Data start

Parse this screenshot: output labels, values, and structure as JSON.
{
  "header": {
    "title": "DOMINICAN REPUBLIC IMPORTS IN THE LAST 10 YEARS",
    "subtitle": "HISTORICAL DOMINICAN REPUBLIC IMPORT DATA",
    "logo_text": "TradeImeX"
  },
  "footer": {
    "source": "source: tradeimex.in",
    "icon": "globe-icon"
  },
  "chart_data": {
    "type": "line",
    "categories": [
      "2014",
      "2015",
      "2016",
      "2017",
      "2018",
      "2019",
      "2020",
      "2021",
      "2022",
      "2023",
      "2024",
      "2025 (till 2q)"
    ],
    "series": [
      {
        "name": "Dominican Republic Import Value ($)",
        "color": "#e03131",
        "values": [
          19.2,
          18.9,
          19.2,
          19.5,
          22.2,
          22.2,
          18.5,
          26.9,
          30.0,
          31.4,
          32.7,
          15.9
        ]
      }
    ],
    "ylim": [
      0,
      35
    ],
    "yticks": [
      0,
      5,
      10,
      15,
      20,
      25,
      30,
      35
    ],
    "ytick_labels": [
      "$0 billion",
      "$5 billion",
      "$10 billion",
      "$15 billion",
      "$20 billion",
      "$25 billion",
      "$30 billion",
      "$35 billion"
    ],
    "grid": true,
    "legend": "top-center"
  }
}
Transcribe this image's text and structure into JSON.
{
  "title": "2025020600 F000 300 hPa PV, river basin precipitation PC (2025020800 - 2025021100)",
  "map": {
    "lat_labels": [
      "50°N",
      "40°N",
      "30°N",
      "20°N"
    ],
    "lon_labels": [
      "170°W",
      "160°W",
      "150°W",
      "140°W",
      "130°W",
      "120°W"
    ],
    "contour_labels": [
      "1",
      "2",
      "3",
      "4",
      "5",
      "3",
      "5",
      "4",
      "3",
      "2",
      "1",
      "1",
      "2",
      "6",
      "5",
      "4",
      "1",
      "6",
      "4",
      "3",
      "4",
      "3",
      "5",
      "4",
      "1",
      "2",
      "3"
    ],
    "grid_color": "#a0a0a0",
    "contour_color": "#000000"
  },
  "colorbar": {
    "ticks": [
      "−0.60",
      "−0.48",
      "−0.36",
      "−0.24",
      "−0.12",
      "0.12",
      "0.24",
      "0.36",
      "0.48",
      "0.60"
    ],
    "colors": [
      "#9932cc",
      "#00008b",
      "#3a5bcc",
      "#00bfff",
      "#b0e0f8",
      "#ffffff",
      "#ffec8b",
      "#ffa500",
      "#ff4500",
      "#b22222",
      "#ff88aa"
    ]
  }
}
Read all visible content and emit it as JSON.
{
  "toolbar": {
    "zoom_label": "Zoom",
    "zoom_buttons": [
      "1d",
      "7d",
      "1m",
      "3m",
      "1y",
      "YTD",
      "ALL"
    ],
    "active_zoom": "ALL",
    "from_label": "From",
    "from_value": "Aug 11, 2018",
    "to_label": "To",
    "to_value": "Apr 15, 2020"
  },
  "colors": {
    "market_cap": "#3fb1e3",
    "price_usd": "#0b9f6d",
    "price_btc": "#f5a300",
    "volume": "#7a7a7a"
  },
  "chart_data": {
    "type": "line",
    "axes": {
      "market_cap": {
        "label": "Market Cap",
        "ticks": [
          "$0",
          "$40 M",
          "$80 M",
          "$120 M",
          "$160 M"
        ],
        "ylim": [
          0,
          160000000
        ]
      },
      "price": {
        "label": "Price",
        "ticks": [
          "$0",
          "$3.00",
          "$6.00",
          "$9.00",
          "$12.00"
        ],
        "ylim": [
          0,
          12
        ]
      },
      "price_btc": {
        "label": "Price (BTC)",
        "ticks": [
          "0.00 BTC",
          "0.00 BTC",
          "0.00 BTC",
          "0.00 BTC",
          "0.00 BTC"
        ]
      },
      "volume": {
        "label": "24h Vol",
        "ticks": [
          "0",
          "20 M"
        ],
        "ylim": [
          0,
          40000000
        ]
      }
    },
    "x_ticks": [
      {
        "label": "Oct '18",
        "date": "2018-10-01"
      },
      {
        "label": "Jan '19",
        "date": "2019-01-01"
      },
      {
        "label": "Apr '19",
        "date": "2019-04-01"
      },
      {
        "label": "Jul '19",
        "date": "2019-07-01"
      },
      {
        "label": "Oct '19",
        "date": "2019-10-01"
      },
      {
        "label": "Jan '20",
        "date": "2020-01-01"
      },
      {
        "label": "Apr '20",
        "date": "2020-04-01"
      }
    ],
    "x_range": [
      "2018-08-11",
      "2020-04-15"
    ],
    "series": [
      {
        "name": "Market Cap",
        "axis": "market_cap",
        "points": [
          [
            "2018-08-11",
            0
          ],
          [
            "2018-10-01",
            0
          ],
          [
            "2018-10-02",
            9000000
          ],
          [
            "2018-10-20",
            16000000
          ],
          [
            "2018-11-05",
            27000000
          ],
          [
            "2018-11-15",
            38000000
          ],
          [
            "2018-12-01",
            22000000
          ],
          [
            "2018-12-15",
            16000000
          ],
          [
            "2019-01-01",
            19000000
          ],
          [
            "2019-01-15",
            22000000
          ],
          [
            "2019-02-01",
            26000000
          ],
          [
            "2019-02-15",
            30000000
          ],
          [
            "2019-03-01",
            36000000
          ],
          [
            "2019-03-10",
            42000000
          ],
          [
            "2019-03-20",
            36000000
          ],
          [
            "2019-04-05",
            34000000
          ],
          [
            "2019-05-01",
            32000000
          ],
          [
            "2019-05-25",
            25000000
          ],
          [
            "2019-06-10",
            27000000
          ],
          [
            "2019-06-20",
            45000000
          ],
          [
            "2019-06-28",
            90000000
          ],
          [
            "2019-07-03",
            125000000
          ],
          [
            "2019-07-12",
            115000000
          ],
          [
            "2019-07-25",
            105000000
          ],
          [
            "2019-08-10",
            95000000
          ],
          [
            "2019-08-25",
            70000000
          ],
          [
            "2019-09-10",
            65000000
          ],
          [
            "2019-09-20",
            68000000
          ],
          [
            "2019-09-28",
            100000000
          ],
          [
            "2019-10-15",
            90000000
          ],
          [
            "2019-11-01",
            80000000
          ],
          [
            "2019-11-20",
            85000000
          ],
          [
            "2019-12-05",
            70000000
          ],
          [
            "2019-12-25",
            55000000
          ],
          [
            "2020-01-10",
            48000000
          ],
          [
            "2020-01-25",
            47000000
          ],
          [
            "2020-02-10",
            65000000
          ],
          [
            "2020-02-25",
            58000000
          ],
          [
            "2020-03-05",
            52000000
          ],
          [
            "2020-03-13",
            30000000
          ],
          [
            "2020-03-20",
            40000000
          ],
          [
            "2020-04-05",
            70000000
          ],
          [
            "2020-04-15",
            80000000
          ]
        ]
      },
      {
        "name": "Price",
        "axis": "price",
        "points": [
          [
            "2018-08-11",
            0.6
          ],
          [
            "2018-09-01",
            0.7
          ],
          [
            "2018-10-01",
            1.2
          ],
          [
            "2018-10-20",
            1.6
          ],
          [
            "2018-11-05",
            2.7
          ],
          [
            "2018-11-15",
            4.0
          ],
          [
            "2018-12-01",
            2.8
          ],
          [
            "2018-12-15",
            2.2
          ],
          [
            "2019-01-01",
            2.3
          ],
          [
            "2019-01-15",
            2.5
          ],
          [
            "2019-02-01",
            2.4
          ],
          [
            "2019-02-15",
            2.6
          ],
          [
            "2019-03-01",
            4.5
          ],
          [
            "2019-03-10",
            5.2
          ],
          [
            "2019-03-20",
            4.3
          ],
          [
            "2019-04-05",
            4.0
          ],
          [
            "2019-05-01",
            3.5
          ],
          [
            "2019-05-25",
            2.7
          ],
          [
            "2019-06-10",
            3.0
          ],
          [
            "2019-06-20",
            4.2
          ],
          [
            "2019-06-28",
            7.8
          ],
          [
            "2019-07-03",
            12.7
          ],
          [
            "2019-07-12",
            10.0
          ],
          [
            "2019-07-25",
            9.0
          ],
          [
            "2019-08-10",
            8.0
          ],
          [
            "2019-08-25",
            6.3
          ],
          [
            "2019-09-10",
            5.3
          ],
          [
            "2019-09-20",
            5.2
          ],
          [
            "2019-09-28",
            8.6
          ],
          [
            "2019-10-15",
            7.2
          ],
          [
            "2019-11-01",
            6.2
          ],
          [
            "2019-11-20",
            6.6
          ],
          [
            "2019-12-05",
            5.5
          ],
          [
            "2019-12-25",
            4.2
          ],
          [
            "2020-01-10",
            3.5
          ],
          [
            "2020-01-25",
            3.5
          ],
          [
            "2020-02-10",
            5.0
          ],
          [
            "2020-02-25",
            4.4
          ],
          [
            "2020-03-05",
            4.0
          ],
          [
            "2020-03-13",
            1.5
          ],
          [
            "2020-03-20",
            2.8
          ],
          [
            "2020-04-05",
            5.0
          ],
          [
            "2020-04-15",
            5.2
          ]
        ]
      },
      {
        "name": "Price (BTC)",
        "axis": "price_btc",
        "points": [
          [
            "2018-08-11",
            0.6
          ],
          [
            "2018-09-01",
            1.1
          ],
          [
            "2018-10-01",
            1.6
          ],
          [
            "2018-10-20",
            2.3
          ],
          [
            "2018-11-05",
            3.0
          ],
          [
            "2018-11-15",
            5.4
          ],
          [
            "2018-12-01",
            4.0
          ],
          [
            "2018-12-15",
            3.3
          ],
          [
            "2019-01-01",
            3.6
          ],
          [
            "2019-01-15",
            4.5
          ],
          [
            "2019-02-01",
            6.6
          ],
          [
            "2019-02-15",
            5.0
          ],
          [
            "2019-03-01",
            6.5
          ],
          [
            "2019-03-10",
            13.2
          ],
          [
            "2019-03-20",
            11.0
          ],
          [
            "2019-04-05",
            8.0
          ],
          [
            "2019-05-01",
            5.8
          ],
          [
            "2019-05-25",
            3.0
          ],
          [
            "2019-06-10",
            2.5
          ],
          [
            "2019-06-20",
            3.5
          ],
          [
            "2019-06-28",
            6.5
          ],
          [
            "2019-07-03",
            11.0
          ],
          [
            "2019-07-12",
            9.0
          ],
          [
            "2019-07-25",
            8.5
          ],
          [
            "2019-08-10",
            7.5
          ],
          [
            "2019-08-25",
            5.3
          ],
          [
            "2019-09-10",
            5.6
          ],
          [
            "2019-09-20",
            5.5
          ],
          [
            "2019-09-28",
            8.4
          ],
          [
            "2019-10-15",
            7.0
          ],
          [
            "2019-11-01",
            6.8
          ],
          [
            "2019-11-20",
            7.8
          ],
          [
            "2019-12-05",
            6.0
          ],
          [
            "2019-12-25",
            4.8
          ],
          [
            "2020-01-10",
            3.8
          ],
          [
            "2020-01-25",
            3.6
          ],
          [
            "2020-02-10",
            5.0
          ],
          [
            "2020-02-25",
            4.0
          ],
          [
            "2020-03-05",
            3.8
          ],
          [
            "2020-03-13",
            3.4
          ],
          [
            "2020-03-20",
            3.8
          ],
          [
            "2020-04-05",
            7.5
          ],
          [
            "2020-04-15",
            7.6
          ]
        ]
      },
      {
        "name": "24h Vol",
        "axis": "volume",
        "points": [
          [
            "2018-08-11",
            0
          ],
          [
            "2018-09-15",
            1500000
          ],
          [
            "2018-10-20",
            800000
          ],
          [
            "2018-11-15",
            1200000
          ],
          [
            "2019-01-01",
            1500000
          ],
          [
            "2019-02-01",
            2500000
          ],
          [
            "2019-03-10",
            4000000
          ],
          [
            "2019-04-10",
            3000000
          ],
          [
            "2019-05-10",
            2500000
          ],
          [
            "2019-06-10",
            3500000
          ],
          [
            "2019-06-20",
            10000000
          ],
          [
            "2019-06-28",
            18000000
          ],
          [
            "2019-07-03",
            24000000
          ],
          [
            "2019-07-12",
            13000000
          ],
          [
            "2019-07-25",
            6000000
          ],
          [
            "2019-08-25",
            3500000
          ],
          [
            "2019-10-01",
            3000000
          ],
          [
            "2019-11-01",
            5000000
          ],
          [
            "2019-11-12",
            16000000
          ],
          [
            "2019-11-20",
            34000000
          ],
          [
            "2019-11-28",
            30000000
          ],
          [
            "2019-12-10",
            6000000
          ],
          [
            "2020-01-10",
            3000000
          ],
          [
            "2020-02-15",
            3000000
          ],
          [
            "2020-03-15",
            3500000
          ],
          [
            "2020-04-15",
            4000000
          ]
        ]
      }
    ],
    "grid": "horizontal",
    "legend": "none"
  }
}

Data end

What is being asked: Check each line of the entries above, and show every one holding the word "name".

Solution below:
        "name": "Dominican Republic Import Value ($)",
        "name": "Market Cap",
        "name": "Price",
        "name": "Price (BTC)",
        "name": "24h Vol",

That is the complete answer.